-- start of Stored rows --
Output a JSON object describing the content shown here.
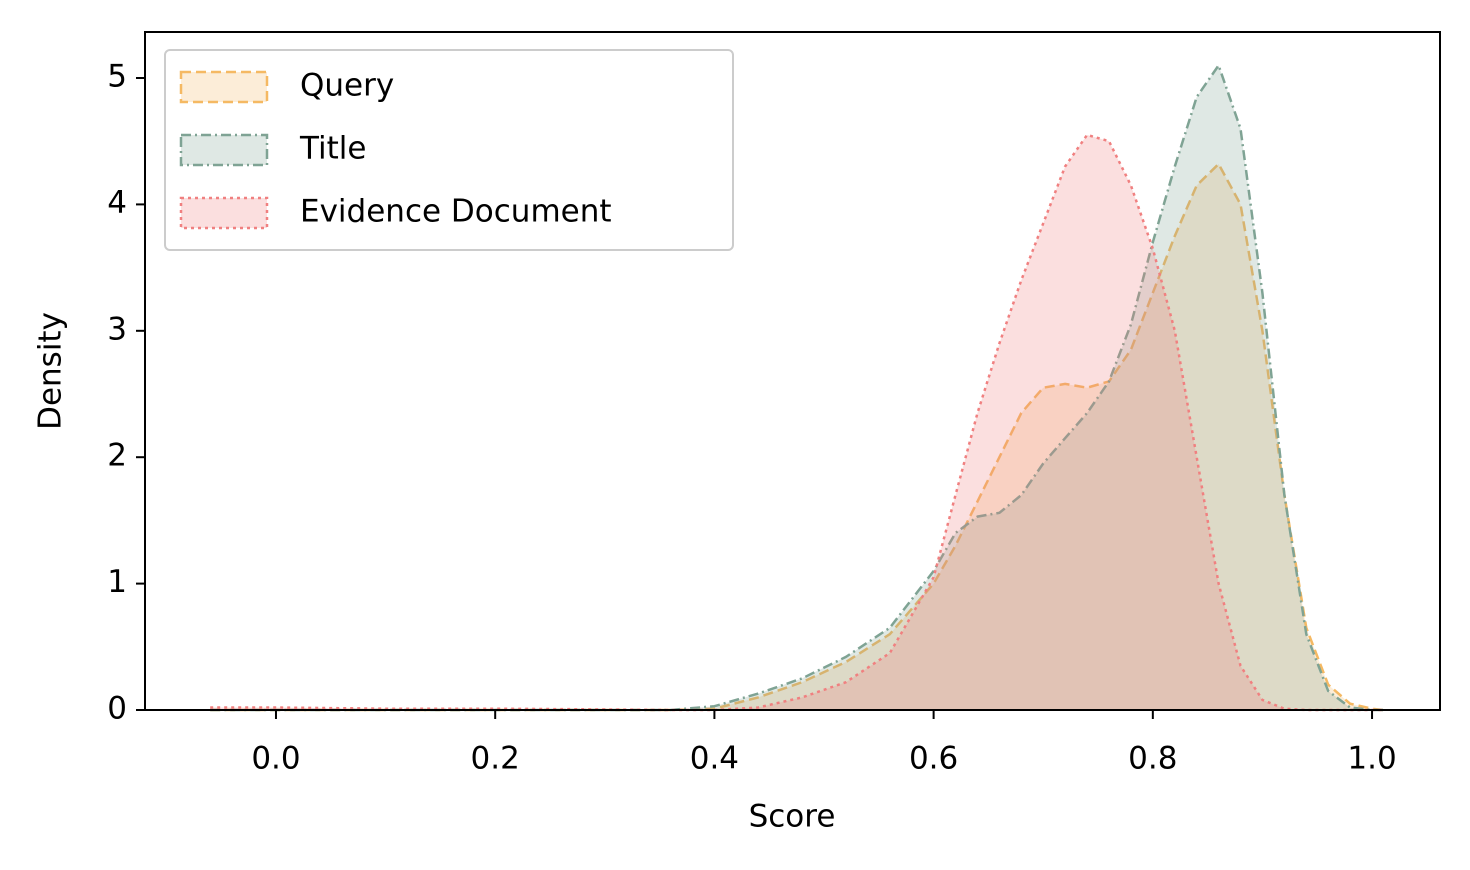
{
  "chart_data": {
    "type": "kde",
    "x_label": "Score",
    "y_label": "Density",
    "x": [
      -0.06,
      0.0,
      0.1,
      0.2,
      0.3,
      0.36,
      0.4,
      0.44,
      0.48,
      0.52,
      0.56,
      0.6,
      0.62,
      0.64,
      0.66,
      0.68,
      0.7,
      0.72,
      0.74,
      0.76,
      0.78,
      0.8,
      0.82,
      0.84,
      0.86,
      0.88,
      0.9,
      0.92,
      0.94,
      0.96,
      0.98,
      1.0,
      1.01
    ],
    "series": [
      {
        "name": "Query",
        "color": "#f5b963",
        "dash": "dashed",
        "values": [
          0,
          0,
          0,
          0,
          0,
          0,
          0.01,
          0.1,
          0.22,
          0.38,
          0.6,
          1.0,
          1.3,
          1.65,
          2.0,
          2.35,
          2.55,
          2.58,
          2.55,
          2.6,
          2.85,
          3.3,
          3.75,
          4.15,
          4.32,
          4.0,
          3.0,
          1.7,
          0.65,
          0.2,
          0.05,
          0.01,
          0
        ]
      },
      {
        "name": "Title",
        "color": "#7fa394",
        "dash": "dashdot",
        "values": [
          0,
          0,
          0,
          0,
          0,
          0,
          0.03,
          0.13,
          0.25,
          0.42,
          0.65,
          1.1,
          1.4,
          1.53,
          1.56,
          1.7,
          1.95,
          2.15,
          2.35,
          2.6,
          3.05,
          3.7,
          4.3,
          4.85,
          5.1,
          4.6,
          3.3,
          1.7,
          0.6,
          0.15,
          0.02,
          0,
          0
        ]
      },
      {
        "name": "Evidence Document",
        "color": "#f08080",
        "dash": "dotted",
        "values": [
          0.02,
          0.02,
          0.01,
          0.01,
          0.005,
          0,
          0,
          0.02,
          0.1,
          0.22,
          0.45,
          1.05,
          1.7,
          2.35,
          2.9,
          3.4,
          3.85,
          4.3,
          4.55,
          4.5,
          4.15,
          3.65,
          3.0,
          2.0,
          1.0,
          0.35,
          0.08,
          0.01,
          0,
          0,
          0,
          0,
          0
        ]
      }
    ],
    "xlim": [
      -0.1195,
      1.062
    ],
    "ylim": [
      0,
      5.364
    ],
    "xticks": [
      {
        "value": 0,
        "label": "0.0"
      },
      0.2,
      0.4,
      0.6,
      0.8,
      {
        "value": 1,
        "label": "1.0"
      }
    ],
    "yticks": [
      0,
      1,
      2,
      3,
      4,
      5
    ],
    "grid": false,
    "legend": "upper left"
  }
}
-- end of Stored rows --
What is being asked: Which lines hold the word "color"? Show each one.

Expected output:
        "color": "#f5b963",
        "color": "#7fa394",
        "color": "#f08080",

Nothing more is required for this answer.